Go through the records underneath and write each one out again exactly.

--- Begin ---

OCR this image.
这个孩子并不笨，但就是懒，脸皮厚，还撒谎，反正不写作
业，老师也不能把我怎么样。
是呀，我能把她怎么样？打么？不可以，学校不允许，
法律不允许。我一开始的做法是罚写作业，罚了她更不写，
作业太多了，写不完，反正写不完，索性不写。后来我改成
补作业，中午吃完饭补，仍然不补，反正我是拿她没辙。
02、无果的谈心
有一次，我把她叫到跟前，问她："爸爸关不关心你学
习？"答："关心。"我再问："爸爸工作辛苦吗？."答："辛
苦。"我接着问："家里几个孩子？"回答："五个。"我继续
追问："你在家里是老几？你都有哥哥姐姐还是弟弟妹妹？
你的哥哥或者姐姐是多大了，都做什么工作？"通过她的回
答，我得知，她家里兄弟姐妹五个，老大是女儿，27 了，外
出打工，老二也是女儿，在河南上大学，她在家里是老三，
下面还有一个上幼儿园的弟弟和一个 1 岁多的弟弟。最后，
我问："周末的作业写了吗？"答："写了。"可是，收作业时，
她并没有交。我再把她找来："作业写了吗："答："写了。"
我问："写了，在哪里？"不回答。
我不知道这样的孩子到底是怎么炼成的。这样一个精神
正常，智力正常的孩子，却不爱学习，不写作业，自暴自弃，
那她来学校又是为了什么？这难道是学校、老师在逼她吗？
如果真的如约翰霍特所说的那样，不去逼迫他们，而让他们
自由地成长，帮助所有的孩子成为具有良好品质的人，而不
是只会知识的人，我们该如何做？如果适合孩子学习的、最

--- End ---

_ANSWER TO THIS EXERCISE_:
OCR this image.
这个孩子并不笨，但就是懒，脸皮厚，还撒谎，反正不写作
业，老师也不能把我怎么样。
是呀，我能把她怎么样？打么？不可以，学校不允许，
法律不允许。我一开始的做法是罚写作业，罚了她更不写，
作业太多了，写不完，反正写不完，索性不写。后来我改成
补作业，中午吃完饭补，仍然不补，反正我是拿她没辙。
02、无果的谈心
有一次，我把她叫到跟前，问她："爸爸关不关心你学
习？"答："关心。"我再问："爸爸工作辛苦吗？."答："辛
苦。"我接着问："家里几个孩子？"回答："五个。"我继续
追问："你在家里是老几？你都有哥哥姐姐还是弟弟妹妹？
你的哥哥或者姐姐是多大了，都做什么工作？"通过她的回
答，我得知，她家里兄弟姐妹五个，老大是女儿，27 了，外
出打工，老二也是女儿，在河南上大学，她在家里是老三，
下面还有一个上幼儿园的弟弟和一个 1 岁多的弟弟。最后，
我问："周末的作业写了吗？"答："写了。"可是，收作业时，
她并没有交。我再把她找来："作业写了吗："答："写了。"
我问："写了，在哪里？"不回答。
我不知道这样的孩子到底是怎么炼成的。这样一个精神
正常，智力正常的孩子，却不爱学习，不写作业，自暴自弃，
那她来学校又是为了什么？这难道是学校、老师在逼她吗？
如果真的如约翰霍特所说的那样，不去逼迫他们，而让他们
自由地成长，帮助所有的孩子成为具有良好品质的人，而不
是只会知识的人，我们该如何做？如果适合孩子学习的、最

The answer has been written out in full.